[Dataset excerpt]
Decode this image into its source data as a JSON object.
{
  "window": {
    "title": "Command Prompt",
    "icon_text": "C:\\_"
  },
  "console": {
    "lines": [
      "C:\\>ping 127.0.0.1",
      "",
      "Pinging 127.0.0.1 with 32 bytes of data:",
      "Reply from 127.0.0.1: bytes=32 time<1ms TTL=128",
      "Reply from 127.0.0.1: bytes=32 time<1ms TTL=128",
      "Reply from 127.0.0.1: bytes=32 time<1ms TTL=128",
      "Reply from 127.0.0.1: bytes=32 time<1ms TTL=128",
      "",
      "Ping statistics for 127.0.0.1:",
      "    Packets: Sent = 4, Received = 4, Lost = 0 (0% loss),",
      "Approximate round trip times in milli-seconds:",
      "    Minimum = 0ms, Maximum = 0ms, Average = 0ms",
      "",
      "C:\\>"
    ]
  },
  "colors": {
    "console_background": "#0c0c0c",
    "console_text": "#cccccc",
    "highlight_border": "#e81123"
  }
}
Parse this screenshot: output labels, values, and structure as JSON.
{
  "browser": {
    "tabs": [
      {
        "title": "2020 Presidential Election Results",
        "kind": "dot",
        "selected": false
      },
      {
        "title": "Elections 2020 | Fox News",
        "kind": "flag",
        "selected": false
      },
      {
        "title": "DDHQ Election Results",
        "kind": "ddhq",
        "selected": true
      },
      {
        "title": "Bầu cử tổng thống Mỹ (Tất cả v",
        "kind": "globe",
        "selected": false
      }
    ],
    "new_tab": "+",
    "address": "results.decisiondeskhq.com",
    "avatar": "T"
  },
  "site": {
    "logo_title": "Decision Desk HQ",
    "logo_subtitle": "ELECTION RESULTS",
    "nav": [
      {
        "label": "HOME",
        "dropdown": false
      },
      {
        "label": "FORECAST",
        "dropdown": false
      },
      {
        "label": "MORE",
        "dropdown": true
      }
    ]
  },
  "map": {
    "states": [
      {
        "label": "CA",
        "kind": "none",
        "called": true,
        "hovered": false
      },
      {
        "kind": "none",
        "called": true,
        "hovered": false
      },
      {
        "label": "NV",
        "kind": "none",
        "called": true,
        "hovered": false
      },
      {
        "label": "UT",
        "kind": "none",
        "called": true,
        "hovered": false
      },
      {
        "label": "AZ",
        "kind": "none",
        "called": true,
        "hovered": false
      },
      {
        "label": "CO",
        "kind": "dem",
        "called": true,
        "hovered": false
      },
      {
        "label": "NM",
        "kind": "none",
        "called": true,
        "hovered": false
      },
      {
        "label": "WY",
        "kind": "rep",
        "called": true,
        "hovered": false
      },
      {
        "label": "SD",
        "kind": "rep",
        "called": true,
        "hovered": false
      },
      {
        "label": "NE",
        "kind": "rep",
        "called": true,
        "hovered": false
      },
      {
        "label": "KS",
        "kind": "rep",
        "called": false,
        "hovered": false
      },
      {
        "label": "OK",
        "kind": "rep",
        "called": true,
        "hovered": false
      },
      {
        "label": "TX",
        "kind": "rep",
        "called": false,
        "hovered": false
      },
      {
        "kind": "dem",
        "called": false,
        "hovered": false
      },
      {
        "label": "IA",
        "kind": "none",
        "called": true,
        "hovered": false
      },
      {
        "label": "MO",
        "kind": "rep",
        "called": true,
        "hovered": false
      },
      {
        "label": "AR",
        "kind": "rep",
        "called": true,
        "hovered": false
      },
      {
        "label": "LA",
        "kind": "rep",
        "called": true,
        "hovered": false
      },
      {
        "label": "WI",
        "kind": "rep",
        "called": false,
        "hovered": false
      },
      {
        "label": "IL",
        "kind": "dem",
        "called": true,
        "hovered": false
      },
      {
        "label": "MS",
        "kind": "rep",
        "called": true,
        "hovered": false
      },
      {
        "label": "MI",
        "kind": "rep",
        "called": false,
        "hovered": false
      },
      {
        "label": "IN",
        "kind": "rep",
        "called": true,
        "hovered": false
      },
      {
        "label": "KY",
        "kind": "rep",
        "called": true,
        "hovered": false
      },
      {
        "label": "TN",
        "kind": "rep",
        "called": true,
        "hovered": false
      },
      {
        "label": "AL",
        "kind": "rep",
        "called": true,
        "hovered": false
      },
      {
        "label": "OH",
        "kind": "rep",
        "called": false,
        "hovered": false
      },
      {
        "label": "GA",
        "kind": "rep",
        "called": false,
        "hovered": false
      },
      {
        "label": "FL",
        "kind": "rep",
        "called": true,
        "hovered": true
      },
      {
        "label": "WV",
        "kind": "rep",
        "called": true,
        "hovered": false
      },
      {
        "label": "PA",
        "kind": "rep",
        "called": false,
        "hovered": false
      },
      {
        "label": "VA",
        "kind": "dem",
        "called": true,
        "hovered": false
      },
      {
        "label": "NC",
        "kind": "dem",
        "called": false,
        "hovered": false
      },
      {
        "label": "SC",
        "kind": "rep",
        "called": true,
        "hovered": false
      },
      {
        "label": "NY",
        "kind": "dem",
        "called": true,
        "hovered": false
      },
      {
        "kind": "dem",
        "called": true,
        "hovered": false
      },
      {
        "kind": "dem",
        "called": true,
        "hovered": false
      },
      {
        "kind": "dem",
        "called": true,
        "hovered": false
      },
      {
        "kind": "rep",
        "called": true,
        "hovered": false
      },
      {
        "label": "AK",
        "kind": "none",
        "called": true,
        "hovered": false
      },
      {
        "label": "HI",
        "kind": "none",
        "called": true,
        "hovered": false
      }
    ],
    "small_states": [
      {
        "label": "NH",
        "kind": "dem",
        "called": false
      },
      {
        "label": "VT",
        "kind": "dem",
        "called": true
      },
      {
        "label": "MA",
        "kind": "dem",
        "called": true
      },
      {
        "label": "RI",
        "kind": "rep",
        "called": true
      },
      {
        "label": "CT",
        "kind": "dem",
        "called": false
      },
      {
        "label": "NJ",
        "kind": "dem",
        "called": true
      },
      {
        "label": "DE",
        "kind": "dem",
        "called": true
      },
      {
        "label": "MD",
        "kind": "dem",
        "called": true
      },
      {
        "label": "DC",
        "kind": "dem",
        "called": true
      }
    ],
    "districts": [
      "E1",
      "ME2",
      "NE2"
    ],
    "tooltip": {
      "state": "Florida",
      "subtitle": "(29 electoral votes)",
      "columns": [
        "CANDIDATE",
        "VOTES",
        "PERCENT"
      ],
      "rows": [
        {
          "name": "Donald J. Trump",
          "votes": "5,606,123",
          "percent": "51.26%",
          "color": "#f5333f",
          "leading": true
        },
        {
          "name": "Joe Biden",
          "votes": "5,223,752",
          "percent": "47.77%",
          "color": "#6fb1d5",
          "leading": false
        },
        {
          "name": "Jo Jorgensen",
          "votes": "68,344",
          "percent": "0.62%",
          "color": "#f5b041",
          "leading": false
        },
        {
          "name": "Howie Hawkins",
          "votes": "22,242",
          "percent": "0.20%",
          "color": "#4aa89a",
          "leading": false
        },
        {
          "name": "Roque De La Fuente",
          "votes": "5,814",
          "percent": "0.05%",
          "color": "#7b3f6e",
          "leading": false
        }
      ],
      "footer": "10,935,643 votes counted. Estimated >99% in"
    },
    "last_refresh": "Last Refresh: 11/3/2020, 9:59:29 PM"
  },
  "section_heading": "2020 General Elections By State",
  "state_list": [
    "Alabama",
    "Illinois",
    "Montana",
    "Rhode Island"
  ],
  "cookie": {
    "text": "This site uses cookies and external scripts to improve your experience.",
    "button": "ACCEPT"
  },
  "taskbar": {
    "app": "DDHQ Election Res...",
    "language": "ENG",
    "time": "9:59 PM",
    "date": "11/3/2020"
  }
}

Prompt: Return each line that includes "site".

Output for this task:
  "site": {
    "text": "This site uses cookies and external scripts to improve your experience.",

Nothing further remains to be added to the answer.